**What is being asked:**
Pictures aside, repeat every entry exactly.
# START OF Data for processing
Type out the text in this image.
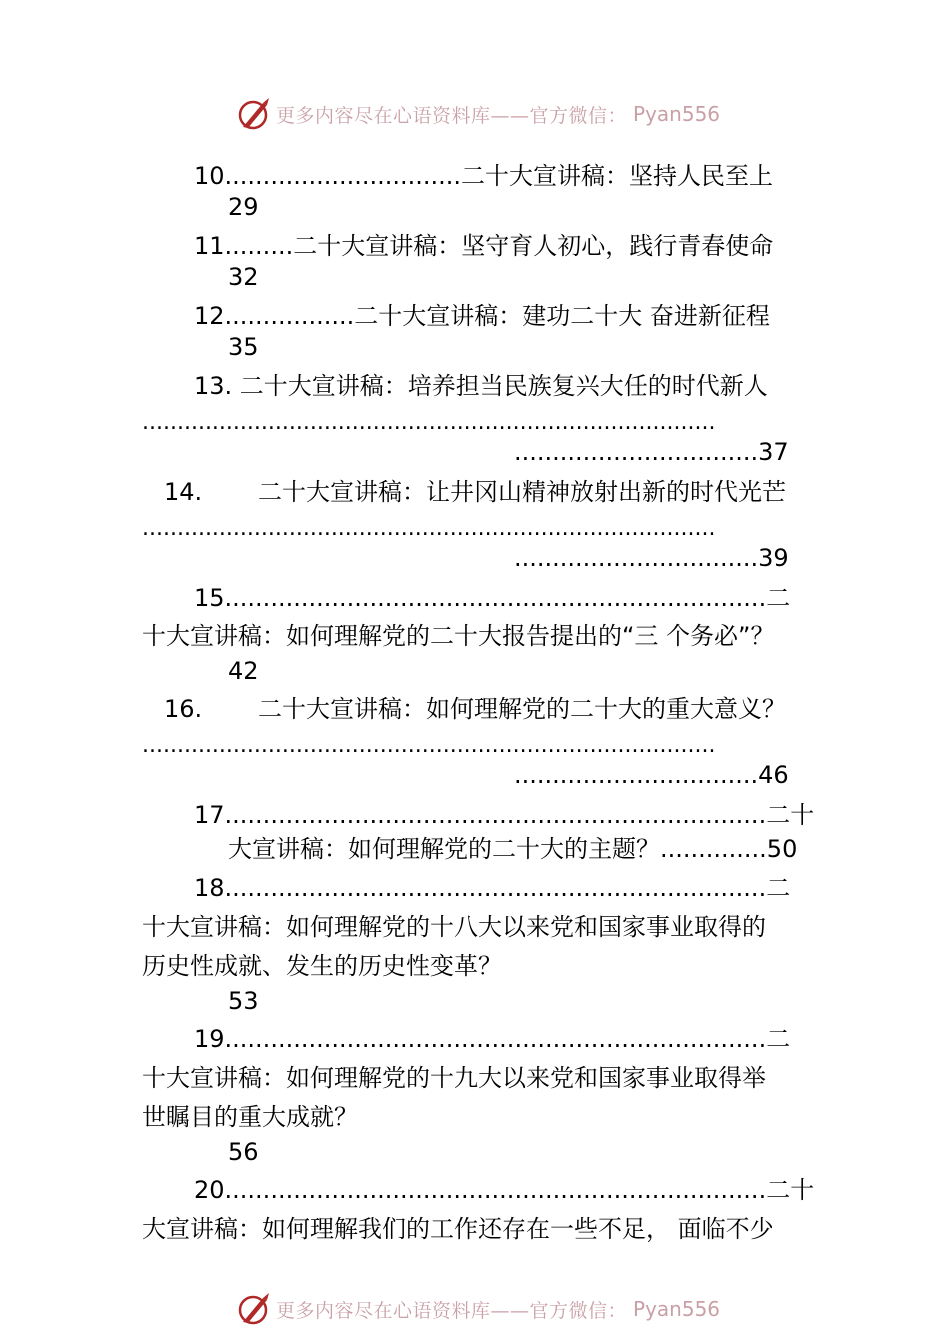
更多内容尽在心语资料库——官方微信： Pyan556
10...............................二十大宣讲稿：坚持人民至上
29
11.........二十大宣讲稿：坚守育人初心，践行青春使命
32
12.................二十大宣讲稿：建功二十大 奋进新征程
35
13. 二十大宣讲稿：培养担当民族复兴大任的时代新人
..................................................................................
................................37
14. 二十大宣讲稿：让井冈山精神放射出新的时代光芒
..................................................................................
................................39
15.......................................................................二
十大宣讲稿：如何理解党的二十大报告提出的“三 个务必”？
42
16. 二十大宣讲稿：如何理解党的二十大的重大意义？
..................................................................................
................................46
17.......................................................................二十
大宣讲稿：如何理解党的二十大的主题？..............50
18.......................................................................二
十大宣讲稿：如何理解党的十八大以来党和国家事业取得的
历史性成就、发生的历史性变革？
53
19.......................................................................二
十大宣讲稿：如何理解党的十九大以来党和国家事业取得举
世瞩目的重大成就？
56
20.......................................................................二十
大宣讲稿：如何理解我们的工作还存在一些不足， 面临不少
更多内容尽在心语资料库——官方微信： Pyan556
# END OF Data for processing
**Solved exercise:**
Type out the text in this image.
更多内容尽在心语资料库——官方微信： Pyan556
10...............................二十大宣讲稿：坚持人民至上
29
11.........二十大宣讲稿：坚守育人初心，践行青春使命
32
12.................二十大宣讲稿：建功二十大 奋进新征程
35
13. 二十大宣讲稿：培养担当民族复兴大任的时代新人
..................................................................................
................................37
14. 二十大宣讲稿：让井冈山精神放射出新的时代光芒
..................................................................................
................................39
15.......................................................................二
十大宣讲稿：如何理解党的二十大报告提出的“三 个务必”？
42
16. 二十大宣讲稿：如何理解党的二十大的重大意义？
..................................................................................
................................46
17.......................................................................二十
大宣讲稿：如何理解党的二十大的主题？..............50
18.......................................................................二
十大宣讲稿：如何理解党的十八大以来党和国家事业取得的
历史性成就、发生的历史性变革？
53
19.......................................................................二
十大宣讲稿：如何理解党的十九大以来党和国家事业取得举
世瞩目的重大成就？
56
20.......................................................................二十
大宣讲稿：如何理解我们的工作还存在一些不足， 面临不少
更多内容尽在心语资料库——官方微信： Pyan556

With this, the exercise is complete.